### [YOUR INSTRUCTIONS]
Gather each line containing the string "IWRC" from these entries.

### [RECORDS PROVIDED]
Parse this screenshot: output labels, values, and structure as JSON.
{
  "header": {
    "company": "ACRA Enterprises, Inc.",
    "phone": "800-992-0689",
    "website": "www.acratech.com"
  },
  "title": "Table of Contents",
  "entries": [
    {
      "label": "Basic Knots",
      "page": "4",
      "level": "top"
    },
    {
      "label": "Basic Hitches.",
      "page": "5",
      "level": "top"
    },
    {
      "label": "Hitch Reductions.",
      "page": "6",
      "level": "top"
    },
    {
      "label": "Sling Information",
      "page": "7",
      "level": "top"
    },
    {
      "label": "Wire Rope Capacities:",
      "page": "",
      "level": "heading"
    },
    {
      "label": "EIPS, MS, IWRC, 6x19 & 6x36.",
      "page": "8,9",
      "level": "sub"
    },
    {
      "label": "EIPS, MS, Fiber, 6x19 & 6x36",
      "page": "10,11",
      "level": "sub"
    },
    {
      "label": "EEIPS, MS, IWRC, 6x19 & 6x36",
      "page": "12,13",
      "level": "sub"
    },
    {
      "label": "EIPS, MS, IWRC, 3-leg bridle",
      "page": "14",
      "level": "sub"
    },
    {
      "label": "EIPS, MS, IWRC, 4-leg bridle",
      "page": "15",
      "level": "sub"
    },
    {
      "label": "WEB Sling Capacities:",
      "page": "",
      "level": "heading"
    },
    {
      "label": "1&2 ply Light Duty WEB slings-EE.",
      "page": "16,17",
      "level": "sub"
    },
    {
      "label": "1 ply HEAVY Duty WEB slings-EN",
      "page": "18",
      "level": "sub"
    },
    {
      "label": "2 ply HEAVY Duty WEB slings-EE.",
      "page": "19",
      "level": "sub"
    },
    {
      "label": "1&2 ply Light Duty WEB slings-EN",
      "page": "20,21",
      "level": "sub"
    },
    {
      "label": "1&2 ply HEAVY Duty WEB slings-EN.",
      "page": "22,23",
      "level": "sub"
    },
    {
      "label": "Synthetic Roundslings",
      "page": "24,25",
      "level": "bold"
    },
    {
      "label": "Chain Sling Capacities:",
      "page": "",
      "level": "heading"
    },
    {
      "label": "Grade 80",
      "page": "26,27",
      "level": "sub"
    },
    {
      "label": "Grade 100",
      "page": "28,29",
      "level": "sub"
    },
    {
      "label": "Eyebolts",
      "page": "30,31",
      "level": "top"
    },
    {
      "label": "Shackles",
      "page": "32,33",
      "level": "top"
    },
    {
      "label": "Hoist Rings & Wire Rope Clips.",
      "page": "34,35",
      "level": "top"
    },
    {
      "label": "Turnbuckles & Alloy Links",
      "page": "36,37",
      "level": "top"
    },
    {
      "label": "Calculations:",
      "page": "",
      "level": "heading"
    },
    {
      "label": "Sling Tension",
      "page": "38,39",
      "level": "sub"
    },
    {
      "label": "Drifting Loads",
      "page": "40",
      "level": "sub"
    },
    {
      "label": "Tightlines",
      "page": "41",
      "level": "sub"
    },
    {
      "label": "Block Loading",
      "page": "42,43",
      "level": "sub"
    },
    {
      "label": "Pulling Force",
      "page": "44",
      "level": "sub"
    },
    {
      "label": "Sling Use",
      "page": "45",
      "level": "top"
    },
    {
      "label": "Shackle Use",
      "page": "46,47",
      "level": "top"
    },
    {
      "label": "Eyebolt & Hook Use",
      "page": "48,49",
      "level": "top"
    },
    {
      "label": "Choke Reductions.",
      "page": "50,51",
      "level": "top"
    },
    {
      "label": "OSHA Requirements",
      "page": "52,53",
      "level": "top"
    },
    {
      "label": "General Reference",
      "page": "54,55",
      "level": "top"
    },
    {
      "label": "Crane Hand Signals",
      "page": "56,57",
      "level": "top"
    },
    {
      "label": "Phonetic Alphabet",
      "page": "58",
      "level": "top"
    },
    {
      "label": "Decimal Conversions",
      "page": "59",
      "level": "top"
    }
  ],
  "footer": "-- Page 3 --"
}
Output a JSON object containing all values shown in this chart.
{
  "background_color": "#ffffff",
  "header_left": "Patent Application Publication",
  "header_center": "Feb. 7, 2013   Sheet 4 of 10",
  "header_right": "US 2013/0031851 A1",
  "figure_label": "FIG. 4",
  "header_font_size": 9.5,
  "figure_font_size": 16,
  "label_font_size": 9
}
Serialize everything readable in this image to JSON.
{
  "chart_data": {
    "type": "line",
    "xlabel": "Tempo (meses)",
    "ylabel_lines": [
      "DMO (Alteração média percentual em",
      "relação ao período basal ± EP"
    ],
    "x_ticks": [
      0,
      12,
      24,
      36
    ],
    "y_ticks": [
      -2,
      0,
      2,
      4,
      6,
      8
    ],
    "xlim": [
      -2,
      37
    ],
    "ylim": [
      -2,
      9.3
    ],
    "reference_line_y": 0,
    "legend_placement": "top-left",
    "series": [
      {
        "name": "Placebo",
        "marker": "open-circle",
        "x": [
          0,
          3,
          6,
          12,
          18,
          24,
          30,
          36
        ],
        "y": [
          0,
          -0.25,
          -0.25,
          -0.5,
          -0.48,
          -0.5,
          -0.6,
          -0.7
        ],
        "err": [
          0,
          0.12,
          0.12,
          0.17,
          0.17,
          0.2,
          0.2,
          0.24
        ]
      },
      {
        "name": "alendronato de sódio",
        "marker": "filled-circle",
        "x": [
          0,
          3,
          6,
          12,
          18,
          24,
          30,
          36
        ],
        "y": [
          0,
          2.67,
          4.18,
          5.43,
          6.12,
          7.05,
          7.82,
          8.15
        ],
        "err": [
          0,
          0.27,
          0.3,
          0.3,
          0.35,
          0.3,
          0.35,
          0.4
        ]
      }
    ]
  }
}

### [WRITTEN REPLY]
      "label": "EIPS, MS, IWRC, 6x19 & 6x36.",
      "label": "EEIPS, MS, IWRC, 6x19 & 6x36",
      "label": "EIPS, MS, IWRC, 3-leg bridle",
      "label": "EIPS, MS, IWRC, 4-leg bridle",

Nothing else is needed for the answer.